>> begin Input material

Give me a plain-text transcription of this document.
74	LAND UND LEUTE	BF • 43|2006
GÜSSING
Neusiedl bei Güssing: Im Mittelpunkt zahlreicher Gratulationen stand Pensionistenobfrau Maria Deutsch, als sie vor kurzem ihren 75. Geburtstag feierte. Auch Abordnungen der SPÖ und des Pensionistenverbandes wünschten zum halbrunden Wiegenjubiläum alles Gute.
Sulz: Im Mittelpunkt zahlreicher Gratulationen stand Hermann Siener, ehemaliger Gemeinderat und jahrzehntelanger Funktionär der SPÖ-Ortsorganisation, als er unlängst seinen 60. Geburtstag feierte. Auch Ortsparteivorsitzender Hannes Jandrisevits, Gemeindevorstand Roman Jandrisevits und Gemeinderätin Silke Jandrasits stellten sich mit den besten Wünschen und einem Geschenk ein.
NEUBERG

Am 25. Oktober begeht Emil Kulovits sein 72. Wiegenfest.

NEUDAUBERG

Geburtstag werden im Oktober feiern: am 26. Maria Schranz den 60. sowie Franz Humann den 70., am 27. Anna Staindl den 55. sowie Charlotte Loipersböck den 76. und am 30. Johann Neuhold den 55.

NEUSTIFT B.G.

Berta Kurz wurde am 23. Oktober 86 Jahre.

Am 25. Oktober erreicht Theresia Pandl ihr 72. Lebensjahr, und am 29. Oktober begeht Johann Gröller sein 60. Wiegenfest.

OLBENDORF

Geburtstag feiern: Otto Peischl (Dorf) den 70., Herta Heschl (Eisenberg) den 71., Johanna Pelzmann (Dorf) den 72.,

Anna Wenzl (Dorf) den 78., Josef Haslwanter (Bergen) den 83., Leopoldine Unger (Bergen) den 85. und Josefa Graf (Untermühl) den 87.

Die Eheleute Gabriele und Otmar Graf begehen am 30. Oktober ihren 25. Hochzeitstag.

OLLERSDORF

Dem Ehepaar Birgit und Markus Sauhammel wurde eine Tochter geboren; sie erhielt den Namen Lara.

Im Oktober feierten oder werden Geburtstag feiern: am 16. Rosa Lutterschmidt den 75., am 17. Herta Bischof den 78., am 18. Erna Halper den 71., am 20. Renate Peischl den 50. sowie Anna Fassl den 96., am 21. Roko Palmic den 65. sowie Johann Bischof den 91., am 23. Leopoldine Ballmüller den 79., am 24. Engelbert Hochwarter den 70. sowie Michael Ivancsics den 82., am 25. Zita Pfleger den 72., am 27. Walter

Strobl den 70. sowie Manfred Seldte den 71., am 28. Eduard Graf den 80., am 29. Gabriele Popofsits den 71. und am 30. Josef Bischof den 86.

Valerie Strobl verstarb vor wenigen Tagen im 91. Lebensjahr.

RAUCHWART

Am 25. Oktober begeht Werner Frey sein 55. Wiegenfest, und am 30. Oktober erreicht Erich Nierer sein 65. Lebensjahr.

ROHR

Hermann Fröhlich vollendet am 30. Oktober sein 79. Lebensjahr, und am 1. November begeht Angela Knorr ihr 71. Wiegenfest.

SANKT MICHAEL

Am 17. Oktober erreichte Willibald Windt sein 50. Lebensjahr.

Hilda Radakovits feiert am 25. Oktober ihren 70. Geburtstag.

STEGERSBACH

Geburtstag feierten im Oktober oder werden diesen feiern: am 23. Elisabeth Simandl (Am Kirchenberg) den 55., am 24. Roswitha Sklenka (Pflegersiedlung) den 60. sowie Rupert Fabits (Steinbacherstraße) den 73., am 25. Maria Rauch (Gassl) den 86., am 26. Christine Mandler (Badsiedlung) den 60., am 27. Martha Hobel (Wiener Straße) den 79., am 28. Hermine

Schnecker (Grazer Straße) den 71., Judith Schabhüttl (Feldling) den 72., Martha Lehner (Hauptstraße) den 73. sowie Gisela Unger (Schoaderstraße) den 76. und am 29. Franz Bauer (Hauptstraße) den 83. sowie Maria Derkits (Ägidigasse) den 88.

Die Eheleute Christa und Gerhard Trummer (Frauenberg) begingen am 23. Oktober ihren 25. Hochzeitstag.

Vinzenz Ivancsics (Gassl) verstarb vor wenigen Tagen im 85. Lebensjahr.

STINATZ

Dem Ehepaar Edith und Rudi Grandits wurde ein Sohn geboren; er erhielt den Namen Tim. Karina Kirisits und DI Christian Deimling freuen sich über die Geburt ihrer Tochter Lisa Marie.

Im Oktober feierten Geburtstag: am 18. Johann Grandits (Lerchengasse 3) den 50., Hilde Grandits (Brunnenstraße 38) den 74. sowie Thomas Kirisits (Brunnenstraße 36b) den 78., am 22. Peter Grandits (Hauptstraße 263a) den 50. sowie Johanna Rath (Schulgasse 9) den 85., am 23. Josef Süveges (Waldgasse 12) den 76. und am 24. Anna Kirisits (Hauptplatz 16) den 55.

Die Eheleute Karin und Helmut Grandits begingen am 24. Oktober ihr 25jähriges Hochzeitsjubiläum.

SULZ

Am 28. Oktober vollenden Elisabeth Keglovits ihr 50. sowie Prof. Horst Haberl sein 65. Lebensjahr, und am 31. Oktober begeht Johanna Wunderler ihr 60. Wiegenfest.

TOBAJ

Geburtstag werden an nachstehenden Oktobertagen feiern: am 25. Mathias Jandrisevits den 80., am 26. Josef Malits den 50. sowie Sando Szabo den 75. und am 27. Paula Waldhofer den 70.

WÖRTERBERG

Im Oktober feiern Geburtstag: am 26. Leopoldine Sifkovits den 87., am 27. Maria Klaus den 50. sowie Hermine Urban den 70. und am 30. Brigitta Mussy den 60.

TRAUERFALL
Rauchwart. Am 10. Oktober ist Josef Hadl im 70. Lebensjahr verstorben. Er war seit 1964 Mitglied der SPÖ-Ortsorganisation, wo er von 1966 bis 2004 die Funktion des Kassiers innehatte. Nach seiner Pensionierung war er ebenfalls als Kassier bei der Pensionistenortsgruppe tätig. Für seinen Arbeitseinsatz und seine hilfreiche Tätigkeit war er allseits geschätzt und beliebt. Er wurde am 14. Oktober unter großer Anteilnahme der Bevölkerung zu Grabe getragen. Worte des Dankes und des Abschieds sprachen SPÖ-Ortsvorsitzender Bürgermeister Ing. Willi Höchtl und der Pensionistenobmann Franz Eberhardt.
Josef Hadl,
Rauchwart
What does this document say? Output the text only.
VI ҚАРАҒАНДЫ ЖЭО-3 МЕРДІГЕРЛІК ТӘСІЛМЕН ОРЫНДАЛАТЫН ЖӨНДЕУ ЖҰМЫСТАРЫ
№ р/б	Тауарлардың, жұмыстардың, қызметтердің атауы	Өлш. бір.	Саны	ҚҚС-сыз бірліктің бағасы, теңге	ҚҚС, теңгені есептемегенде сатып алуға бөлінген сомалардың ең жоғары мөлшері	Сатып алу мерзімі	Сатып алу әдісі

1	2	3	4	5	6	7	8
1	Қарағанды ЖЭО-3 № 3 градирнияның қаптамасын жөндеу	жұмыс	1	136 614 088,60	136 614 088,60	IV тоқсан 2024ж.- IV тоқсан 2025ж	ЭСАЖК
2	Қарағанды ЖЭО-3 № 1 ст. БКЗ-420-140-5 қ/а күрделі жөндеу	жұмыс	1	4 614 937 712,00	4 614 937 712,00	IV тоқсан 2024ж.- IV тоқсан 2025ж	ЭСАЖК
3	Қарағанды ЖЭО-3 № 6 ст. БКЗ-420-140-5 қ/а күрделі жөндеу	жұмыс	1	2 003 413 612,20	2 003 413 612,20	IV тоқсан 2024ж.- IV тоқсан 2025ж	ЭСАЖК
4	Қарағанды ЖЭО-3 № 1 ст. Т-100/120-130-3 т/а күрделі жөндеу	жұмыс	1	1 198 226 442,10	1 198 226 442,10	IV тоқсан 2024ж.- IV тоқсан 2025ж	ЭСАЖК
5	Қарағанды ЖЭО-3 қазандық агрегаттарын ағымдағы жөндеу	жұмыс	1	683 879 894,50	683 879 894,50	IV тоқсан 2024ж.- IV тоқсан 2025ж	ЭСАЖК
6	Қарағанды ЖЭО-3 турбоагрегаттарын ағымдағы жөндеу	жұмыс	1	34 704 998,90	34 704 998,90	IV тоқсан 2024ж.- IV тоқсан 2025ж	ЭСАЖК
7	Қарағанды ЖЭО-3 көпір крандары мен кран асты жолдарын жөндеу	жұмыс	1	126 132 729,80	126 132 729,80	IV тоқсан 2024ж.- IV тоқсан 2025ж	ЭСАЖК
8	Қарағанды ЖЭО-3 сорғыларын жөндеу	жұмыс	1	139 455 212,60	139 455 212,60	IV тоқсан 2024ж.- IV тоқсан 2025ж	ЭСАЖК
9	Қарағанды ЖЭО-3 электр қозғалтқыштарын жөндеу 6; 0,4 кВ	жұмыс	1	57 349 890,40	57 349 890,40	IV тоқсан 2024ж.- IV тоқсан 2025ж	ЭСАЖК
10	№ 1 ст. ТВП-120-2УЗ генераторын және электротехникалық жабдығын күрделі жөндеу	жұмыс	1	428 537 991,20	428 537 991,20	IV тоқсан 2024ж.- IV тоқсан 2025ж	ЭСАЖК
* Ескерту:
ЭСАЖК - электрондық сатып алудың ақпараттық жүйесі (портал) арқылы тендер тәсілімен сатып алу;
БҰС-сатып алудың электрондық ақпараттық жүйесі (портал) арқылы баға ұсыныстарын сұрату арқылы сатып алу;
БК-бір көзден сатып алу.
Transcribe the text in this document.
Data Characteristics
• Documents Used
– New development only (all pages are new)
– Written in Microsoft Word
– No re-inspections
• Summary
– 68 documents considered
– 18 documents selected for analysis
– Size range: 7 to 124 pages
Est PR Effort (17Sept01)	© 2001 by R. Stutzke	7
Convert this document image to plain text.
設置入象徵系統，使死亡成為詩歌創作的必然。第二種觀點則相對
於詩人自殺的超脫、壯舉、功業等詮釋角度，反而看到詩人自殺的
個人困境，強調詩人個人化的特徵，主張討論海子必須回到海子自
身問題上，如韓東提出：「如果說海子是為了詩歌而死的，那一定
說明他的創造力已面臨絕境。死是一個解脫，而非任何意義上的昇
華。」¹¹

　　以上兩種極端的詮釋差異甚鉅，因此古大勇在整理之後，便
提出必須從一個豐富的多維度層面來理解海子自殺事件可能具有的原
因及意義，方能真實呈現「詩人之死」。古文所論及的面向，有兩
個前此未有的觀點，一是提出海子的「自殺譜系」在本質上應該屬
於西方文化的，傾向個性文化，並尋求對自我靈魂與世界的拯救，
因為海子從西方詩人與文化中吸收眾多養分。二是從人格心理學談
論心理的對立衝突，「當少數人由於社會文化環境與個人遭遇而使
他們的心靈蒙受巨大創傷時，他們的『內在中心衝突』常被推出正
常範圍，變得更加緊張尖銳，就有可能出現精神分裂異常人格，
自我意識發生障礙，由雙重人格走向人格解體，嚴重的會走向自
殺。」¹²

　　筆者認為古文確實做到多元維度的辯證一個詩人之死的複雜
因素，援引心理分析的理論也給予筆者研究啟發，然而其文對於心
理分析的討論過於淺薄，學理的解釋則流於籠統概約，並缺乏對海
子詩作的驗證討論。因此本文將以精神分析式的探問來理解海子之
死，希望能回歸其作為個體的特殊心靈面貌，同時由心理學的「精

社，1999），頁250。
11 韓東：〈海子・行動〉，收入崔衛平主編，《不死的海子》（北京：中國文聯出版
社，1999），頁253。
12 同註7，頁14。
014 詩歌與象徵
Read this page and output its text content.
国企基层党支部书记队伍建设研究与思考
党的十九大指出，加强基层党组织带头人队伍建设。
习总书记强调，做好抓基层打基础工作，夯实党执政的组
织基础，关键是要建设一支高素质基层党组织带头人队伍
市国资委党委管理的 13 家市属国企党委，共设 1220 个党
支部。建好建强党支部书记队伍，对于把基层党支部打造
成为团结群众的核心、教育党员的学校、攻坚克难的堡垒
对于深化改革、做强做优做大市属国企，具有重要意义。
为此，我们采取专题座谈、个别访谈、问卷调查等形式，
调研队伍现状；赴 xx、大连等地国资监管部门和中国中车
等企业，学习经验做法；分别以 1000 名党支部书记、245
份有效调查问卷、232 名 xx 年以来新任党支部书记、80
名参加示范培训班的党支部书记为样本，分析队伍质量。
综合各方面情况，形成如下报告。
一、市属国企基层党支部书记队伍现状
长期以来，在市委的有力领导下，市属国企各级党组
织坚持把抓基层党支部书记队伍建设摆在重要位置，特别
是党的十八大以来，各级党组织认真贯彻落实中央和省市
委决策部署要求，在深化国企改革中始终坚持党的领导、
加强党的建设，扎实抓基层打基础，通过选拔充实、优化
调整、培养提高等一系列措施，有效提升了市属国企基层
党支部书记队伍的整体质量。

>> end Input material

- [What to work on]: Return every line from the one holding "Read this page and output its text content." through the end of the data, exactly as it appears, with both ends kept and nothing else.

- [Task response]:
Read this page and output its text content.
国企基层党支部书记队伍建设研究与思考
党的十九大指出，加强基层党组织带头人队伍建设。
习总书记强调，做好抓基层打基础工作，夯实党执政的组
织基础，关键是要建设一支高素质基层党组织带头人队伍
市国资委党委管理的 13 家市属国企党委，共设 1220 个党
支部。建好建强党支部书记队伍，对于把基层党支部打造
成为团结群众的核心、教育党员的学校、攻坚克难的堡垒
对于深化改革、做强做优做大市属国企，具有重要意义。
为此，我们采取专题座谈、个别访谈、问卷调查等形式，
调研队伍现状；赴 xx、大连等地国资监管部门和中国中车
等企业，学习经验做法；分别以 1000 名党支部书记、245
份有效调查问卷、232 名 xx 年以来新任党支部书记、80
名参加示范培训班的党支部书记为样本，分析队伍质量。
综合各方面情况，形成如下报告。
一、市属国企基层党支部书记队伍现状
长期以来，在市委的有力领导下，市属国企各级党组
织坚持把抓基层党支部书记队伍建设摆在重要位置，特别
是党的十八大以来，各级党组织认真贯彻落实中央和省市
委决策部署要求，在深化国企改革中始终坚持党的领导、
加强党的建设，扎实抓基层打基础，通过选拔充实、优化
调整、培养提高等一系列措施，有效提升了市属国企基层
党支部书记队伍的整体质量。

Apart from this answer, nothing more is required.